● **Dataset records**:
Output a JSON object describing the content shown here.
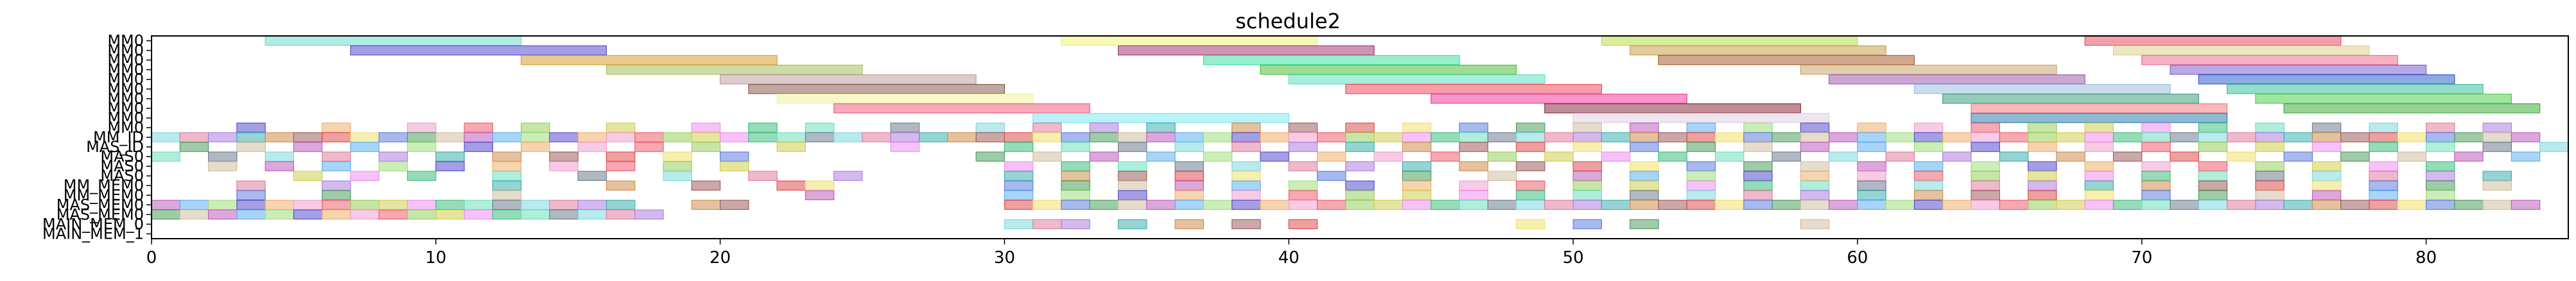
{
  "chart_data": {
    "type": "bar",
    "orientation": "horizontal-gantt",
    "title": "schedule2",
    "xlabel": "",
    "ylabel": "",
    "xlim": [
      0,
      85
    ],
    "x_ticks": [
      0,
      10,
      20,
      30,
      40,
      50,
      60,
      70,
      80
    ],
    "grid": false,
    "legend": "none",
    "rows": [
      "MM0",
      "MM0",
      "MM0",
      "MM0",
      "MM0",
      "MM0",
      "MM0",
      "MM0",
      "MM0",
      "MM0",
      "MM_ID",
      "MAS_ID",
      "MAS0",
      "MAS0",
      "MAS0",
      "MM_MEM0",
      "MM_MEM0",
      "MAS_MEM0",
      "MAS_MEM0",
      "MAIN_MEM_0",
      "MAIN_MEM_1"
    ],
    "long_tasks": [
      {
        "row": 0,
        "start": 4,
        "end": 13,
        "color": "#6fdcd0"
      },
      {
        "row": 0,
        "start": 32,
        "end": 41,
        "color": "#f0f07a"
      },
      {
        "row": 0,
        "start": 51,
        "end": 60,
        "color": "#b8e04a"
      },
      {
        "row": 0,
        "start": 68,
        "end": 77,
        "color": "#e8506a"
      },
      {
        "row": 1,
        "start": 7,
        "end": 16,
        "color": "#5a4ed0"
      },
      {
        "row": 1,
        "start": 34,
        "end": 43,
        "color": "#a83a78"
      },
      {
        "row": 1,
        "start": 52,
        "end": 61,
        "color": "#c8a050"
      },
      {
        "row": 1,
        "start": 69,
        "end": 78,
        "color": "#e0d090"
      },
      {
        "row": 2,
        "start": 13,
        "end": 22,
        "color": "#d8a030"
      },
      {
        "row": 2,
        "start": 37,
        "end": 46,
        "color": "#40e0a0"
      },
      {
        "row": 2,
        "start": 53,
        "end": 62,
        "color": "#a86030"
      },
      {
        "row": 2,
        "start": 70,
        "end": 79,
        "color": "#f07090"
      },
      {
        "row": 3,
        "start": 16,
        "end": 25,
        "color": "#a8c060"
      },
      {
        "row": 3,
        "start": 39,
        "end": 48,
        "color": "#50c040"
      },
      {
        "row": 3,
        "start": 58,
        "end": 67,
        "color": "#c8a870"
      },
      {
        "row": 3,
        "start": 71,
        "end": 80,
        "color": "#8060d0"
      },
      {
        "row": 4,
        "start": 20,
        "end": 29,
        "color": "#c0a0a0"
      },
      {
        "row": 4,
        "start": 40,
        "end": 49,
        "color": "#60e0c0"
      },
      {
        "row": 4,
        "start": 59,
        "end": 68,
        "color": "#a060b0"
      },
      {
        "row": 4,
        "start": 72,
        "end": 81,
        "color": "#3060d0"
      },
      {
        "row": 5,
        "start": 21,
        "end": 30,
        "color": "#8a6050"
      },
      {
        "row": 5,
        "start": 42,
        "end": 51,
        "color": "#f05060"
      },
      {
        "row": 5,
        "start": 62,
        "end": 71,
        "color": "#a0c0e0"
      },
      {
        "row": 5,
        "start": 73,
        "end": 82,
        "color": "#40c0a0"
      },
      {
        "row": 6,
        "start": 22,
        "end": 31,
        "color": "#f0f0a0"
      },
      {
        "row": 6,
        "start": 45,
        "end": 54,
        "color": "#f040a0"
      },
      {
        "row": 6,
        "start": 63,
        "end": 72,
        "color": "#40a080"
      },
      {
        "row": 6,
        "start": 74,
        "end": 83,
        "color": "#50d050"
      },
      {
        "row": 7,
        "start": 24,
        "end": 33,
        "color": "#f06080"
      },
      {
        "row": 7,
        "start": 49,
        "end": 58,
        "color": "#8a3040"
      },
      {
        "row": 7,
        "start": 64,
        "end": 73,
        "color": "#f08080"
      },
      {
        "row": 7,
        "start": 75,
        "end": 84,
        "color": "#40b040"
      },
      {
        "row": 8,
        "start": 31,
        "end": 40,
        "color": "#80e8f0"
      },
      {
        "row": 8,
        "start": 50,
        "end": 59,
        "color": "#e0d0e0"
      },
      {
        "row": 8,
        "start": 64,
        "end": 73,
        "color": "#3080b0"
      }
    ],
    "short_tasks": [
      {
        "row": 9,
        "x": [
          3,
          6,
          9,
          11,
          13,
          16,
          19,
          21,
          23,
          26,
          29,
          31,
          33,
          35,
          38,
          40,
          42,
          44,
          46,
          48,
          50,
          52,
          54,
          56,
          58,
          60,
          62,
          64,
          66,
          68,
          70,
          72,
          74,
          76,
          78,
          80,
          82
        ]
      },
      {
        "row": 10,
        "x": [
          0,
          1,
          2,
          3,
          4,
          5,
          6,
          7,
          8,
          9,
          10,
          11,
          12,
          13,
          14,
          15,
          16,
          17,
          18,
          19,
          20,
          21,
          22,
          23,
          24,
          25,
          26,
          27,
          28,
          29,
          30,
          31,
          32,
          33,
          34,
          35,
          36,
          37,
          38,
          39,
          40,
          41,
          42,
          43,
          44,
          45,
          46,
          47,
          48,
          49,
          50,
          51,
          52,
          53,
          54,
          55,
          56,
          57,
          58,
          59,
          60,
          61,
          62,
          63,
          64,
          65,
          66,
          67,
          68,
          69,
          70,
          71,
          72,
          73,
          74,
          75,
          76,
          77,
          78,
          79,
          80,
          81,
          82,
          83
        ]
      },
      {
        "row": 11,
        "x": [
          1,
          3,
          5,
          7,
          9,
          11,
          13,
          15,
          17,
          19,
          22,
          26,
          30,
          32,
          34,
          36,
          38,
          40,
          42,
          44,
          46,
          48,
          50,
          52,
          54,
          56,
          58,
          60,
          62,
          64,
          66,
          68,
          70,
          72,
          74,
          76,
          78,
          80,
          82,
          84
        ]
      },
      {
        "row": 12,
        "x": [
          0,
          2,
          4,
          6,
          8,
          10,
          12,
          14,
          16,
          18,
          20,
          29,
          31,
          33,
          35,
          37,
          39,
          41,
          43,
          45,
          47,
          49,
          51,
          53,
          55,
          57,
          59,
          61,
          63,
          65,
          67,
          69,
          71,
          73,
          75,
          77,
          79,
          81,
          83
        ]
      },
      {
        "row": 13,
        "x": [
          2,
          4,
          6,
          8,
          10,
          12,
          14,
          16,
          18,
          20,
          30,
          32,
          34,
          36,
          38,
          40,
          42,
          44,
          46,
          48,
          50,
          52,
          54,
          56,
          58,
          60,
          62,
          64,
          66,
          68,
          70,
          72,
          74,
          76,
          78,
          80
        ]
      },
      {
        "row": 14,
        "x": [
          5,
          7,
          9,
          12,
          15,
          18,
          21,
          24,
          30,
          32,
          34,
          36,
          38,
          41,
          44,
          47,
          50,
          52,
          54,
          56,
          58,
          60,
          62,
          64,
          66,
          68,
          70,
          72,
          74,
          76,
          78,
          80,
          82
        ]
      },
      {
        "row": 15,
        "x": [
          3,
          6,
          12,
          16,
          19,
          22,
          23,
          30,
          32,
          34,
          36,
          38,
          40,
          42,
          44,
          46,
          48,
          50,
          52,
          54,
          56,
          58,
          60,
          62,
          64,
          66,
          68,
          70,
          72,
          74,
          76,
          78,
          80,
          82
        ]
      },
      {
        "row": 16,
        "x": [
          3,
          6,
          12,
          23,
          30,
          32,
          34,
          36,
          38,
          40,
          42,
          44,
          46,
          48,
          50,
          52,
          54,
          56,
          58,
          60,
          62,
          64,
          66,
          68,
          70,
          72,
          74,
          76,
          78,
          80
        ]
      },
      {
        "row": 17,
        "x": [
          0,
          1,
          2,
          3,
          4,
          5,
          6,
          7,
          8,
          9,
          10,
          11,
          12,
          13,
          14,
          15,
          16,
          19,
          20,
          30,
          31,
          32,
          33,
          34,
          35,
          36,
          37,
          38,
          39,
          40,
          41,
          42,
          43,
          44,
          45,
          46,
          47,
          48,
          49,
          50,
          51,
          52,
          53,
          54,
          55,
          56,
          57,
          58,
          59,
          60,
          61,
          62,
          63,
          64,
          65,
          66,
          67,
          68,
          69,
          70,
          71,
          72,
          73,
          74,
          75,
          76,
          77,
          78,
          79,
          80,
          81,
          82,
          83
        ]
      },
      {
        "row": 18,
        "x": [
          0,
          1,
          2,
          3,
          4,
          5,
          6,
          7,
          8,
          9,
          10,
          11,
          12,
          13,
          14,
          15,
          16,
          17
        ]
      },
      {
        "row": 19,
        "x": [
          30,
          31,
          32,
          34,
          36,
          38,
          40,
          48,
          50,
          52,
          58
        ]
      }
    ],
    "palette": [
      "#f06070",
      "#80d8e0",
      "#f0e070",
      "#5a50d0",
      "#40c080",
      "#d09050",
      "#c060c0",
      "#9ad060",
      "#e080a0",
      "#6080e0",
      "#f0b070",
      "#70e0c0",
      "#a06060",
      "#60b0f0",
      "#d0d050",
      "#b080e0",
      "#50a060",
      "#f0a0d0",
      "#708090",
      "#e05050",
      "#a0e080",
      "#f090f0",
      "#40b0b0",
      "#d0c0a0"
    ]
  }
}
---
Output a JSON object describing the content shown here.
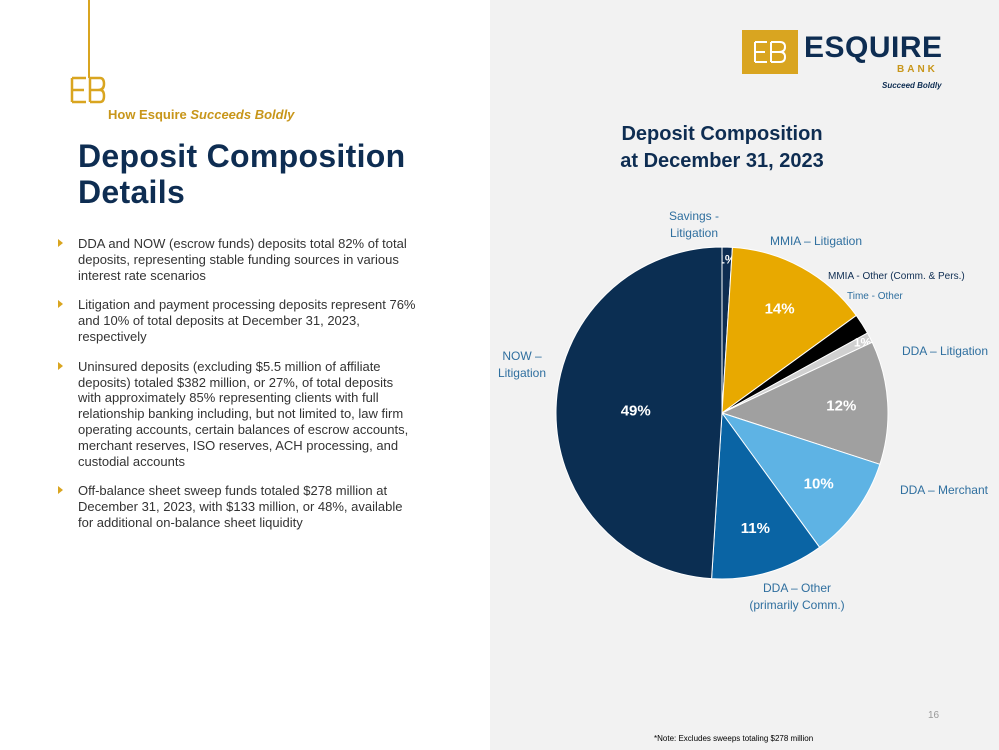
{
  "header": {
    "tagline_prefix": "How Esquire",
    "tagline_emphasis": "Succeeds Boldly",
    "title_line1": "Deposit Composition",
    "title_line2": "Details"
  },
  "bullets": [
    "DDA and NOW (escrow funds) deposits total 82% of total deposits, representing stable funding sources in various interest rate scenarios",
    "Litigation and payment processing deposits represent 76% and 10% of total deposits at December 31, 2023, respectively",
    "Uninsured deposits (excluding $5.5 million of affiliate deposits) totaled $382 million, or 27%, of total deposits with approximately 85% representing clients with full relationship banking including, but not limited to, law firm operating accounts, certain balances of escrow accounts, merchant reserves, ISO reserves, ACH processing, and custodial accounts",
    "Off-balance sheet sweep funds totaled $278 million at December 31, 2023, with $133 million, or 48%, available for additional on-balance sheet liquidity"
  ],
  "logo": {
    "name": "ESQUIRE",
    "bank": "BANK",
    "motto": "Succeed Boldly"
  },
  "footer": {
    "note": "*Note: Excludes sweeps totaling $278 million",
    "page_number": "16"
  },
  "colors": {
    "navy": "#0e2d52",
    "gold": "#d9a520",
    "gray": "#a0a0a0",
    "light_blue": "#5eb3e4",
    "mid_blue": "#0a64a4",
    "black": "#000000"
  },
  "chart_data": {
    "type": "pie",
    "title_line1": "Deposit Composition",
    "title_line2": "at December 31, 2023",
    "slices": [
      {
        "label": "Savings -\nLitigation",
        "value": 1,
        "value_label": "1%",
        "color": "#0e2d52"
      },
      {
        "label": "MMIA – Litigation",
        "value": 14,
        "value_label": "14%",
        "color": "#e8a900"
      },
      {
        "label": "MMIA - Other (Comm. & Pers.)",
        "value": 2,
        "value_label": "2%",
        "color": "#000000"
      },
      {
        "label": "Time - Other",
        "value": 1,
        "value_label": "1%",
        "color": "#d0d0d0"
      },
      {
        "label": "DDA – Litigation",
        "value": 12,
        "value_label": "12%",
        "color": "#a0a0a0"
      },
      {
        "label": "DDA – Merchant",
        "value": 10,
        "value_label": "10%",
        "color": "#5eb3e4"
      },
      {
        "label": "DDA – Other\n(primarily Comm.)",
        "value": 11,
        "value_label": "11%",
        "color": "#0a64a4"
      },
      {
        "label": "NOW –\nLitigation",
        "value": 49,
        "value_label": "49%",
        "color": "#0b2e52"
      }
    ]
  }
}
==
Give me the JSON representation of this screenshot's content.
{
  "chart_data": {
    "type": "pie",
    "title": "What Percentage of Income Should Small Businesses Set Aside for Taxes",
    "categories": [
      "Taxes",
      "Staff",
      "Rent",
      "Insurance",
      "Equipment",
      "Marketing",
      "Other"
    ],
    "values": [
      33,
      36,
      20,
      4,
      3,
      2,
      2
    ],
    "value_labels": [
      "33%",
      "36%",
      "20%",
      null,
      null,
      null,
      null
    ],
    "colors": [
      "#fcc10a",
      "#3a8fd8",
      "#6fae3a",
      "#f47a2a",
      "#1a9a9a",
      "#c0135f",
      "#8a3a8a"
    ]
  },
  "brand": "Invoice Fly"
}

● **Your instructions**: Search the listing for the string "MMIA". Copy each line where it turns up.

● **Written solution**:
        "label": "MMIA – Litigation",
        "label": "MMIA - Other (Comm. & Pers.)",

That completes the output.